(Study text)
● ● ● ● ●
Decarbonizing your ride for a more stable climate
Great Lakes Bioenergy Research Center measures the climate benefits of cellulosic biofuels for the first time
EAST LANSING, Mich. – Transportation produces a sizable amount of U.S. greenhouse gas emissions, largely by using petroleum to power internal combustion engines. Other alternatives – such as using cellulosic biomass like grasses to produce drop-in fuels or electricity – could avoid petroleum use altogether and move atmospheric carbon dioxide to soil and geologic storage.
Now, a team of scientists from the Department of Energy’s Great Lakes Bioenergy Research Center, a partnership between Michigan State University (MSU) and the University of Wisconsin–Madison (UW), has shown earlier modeling studies to be right. In a long-term field experiment at MSU’s Kellogg Biological Station and UW’s Arlington Research Station, the team has measured the potential for biomass crops to mitigate climate change by powering either ethanol or electric vehicles.
● ● ● ● ●
(Study material)
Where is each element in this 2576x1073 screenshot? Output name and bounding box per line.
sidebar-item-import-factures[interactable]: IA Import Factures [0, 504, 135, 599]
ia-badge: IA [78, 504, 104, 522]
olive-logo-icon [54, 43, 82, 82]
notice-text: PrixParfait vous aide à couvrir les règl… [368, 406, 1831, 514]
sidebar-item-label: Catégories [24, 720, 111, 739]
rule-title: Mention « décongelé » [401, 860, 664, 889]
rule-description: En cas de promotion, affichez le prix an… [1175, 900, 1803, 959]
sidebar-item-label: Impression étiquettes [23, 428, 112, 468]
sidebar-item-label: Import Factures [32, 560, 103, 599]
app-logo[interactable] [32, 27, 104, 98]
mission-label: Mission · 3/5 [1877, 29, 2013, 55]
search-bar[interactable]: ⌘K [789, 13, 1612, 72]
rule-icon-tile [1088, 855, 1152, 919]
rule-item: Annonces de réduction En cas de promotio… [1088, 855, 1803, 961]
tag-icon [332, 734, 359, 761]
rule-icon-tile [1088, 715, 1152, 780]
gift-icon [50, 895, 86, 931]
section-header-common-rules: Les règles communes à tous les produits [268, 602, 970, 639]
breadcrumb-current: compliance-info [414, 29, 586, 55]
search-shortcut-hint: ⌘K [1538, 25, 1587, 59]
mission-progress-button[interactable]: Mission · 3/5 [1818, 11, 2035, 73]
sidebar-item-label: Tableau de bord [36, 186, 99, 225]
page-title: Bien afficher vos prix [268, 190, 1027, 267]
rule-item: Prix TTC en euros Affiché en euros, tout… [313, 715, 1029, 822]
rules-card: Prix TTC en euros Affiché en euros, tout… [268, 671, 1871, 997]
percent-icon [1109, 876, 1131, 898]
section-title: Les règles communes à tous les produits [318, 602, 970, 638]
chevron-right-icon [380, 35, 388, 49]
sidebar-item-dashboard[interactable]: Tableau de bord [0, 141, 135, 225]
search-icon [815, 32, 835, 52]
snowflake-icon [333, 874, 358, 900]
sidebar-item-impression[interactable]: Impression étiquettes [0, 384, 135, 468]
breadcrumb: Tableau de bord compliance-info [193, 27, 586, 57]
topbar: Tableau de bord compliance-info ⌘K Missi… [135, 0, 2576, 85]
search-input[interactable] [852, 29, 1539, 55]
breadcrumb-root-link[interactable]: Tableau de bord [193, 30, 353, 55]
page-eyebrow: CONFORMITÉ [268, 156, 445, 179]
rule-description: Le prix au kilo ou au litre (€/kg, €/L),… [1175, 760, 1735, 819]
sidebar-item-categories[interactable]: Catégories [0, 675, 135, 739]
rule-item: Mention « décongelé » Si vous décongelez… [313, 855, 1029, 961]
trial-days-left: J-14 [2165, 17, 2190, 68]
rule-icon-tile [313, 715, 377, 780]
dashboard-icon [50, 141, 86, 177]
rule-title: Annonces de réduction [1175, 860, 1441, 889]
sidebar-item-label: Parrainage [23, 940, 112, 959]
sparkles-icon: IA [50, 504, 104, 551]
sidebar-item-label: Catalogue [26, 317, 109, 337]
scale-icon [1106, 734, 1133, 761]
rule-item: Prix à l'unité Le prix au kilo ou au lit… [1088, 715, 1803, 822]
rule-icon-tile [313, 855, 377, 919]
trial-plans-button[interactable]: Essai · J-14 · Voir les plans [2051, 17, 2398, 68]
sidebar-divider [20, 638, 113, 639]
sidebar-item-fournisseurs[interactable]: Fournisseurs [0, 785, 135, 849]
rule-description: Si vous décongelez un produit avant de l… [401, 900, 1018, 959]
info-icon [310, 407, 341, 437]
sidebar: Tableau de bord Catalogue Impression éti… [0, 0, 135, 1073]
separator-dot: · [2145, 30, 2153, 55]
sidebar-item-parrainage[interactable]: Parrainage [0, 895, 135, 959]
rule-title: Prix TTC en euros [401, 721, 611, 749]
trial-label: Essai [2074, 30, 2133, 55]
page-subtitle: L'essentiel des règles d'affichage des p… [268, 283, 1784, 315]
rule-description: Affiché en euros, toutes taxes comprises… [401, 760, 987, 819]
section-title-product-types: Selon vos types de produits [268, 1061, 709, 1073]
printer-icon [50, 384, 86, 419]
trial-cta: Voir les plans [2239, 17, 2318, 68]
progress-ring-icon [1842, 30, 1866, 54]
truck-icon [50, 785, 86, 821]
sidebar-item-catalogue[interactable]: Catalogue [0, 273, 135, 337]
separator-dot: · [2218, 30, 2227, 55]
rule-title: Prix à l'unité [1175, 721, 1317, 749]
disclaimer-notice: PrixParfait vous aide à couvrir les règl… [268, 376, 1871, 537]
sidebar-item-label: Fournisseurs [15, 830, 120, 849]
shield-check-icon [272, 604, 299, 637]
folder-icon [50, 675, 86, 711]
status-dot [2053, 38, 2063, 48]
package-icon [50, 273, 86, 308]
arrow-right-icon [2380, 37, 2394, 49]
● ● ● ● ●
(Explore the material)
a - Repeat the passage of the biofuels article starting with "Decarbonizing your ride" and going on through "and geologic storage.", swapping "petroleum" for "crude oil".
b - Answer these questions from the biofuels article:
(i) Which two universities make up the partnership behind the Great Lakes Bioenergy Research Center?
(ii) At which two stations did the team run its long-term field experiment?
(iii) What does transportation largely use to power internal combustion engines?
c - Render this sentence from the biofuels article in Spanish: "Transportation produces a sizable amount of U.S. greenhouse gas emissions, largely by using petroleum to power internal combustion engines."
None of this data is needed to do the work here.

(List of solutions)
a -
Decarbonizing your ride for a more stable climate
Great Lakes Bioenergy Research Center measures the climate benefits of cellulosic biofuels for the first time
EAST LANSING, Mich. – Transportation produces a sizable amount of U.S. greenhouse gas emissions, largely by using crude oil to power internal combustion engines. Other alternatives – such as using cellulosic biomass like grasses to produce drop-in fuels or electricity – could avoid crude oil use altogether and move atmospheric carbon dioxide to soil and geologic storage.

b -
(i) Michigan State University (MSU) and the University of Wisconsin–Madison (UW).
(ii) MSU's Kellogg Biological Station and UW's Arlington Research Station.
(iii) Petroleum.

c - El transporte produce una cantidad considerable de las emisiones de gases de efecto invernadero de EE. UU., en gran parte por el uso de petróleo para impulsar motores de combustión interna.